SOURCE PASSAGE:
Often, Creators (see below) try to pander to their depraved tastes, which means more suffering for regular players.
Those who rise through the ranks can 'apply' to be a creator. Creatorship is divided into two categories; liaisons (who assist those in trouble - or so they claim) and real creators (theoretically responsible for making new things). Becoming a creator requires a great amount of determination, as it usually means long periods of time either coding new features that will never be completed or will be removed or downgraped as soon as they become popular, or "assisting" players with any problems.
This is a facade.
Upon joining the ranks of the creators one becomes 'dark'. Often, the euphemism 'to the dark side' is used by sagely players who know that their fellow colleagues have joined the ranks of 'System Lords'. Each creator is designated a 'project' to work on. However, these reveal their true disposition. Once such creator's project reads 'Liaison with a Whip!', suggestive of a love for bondage, amongst other things.

ACTIVITIES:
**A.** Could you reproduce the passage on creators and players word for word, everything from "Those who rise" down to "with any problems."?
**B.** Can you continue the passage about creators and players, picking up right after its last sentence?

[Dataset entries]
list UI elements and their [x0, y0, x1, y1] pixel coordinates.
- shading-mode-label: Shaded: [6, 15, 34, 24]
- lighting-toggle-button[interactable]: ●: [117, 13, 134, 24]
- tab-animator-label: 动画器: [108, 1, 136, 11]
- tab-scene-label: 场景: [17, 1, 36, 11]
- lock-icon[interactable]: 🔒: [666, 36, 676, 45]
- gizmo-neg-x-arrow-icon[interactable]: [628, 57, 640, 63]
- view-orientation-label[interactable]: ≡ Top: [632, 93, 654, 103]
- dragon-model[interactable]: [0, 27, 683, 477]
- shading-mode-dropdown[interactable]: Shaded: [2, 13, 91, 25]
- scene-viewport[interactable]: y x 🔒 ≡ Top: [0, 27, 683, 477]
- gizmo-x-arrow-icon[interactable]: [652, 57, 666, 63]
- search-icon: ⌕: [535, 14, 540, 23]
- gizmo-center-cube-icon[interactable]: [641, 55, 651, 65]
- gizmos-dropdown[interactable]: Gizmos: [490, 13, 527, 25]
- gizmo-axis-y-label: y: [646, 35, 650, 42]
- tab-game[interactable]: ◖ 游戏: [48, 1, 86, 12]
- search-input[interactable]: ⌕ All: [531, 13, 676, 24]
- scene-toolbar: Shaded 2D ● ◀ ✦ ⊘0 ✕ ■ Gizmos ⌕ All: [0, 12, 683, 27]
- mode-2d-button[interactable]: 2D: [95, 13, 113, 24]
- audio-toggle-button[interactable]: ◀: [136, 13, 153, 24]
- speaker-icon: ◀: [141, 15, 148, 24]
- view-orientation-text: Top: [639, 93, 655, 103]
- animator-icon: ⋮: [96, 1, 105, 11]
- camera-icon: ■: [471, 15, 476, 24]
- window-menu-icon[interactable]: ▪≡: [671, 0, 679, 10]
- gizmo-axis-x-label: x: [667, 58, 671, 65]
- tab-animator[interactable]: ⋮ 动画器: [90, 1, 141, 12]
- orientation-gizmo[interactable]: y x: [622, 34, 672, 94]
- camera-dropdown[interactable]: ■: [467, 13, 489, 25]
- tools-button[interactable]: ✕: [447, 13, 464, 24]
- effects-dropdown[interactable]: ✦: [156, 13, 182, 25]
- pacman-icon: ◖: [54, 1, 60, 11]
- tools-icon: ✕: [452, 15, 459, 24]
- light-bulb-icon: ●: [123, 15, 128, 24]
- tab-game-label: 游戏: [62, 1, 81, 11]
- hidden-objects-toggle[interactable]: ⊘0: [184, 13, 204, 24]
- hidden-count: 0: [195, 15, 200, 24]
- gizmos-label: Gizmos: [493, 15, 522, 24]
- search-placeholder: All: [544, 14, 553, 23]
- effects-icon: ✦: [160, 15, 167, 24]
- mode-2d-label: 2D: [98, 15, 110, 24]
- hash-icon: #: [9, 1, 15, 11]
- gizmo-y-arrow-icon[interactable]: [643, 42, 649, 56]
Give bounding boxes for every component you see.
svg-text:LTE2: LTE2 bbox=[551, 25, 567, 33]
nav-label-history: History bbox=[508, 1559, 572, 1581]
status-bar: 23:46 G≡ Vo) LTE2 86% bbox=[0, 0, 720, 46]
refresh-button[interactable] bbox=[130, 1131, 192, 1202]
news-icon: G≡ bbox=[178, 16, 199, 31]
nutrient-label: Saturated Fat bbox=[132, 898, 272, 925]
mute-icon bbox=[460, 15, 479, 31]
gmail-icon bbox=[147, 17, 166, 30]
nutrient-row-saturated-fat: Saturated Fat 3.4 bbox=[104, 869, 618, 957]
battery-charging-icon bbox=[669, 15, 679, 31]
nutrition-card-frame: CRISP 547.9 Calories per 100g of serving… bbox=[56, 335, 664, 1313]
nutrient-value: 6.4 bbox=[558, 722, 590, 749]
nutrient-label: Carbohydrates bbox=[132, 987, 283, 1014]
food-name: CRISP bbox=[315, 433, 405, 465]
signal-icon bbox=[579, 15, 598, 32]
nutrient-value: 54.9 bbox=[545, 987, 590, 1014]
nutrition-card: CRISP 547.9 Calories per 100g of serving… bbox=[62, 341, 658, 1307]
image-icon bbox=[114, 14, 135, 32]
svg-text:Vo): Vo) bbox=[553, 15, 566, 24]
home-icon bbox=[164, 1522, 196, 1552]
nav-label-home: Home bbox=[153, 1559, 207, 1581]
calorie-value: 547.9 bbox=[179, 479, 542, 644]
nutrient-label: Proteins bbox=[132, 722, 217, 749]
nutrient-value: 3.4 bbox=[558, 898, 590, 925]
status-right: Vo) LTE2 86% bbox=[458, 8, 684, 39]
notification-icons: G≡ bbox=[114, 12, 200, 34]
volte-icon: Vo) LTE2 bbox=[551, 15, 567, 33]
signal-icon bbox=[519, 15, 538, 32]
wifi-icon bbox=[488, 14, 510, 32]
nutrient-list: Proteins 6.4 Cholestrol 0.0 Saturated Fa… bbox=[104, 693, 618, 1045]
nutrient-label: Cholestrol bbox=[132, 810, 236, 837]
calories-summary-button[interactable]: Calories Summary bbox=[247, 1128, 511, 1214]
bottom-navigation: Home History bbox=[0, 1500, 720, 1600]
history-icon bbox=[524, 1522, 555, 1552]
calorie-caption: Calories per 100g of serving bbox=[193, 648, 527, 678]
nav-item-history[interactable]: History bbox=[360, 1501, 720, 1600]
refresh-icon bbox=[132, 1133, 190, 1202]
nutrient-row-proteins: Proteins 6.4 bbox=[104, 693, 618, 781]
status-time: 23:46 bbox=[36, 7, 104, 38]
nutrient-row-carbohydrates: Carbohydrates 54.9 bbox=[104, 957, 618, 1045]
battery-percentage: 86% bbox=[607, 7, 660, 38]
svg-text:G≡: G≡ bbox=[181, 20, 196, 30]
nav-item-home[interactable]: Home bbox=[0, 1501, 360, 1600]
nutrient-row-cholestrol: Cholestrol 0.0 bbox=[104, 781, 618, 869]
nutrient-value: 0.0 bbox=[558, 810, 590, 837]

RESPONSES BY ITEM NUMBER:
**A.**
Those who rise through the ranks can 'apply' to be a creator. Creatorship is divided into two categories; liaisons (who assist those in trouble - or so they claim) and real creators (theoretically responsible for making new things). Becoming a creator requires a great amount of determination, as it usually means long periods of time either coding new features that will never be completed or will be removed or downgraped as soon as they become popular, or "assisting" players with any problems.

**B.**
Creators are the bullies of the Discworld MUD. While not every creator partakes in this action, all endorse it. There is little tolerance for those players who break the rules created by the creators, and in cases it has been reported that non-English speaking players have been targeted with racial abuse. One such creator went so far as to suggest that, "\/\/3 (4|\| P0 \/\/|-|473\/3r \/\/3 \/\/4|\|7. \/\/3 |\/|4P3 7|-|1$ 94|\/|3.”
Many have speculated as to why there is a dark presence in those who become creators. In June, 2001, after several years of extensive research of a kidnapped creator, it was revealed that their creator powers were driving them to insanity. With this knowledge, players from all over the MUD pushed to have restrictions implemented, and while they were met with opposition from the creators, they succeeded in removing the 'Meteor Command'.
Ankh-Morpork is the largest city in the Disc, with an estimated diameter of at least 0.5 kilometers. It's largest industry is spam-production, closely followed by trolling and pointless religious debates. It is ruled by Alan Rickman from inside the Patrician's Palace.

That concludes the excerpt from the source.